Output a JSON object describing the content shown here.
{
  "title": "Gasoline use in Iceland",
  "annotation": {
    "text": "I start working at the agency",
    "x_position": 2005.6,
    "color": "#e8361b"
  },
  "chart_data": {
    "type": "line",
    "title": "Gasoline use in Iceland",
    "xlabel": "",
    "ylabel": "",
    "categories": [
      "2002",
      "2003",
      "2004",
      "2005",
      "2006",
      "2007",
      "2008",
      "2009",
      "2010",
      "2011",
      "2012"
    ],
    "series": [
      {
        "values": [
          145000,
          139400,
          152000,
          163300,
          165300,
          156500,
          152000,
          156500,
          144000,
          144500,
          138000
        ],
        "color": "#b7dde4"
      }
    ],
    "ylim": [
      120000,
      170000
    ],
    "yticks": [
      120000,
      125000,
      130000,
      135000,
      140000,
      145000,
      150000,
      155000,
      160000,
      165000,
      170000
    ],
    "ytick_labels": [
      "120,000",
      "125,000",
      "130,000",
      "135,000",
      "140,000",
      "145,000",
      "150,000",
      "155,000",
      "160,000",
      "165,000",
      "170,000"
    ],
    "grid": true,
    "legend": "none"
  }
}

# GOAL
All of the entries above must be quoted exactly.

# TASK OUTPUT
Output a JSON object describing the content shown here.
{
  "title": "Gasoline use in Iceland",
  "annotation": {
    "text": "I start working at the agency",
    "x_position": 2005.6,
    "color": "#e8361b"
  },
  "chart_data": {
    "type": "line",
    "title": "Gasoline use in Iceland",
    "xlabel": "",
    "ylabel": "",
    "categories": [
      "2002",
      "2003",
      "2004",
      "2005",
      "2006",
      "2007",
      "2008",
      "2009",
      "2010",
      "2011",
      "2012"
    ],
    "series": [
      {
        "values": [
          145000,
          139400,
          152000,
          163300,
          165300,
          156500,
          152000,
          156500,
          144000,
          144500,
          138000
        ],
        "color": "#b7dde4"
      }
    ],
    "ylim": [
      120000,
      170000
    ],
    "yticks": [
      120000,
      125000,
      130000,
      135000,
      140000,
      145000,
      150000,
      155000,
      160000,
      165000,
      170000
    ],
    "ytick_labels": [
      "120,000",
      "125,000",
      "130,000",
      "135,000",
      "140,000",
      "145,000",
      "150,000",
      "155,000",
      "160,000",
      "165,000",
      "170,000"
    ],
    "grid": true,
    "legend": "none"
  }
}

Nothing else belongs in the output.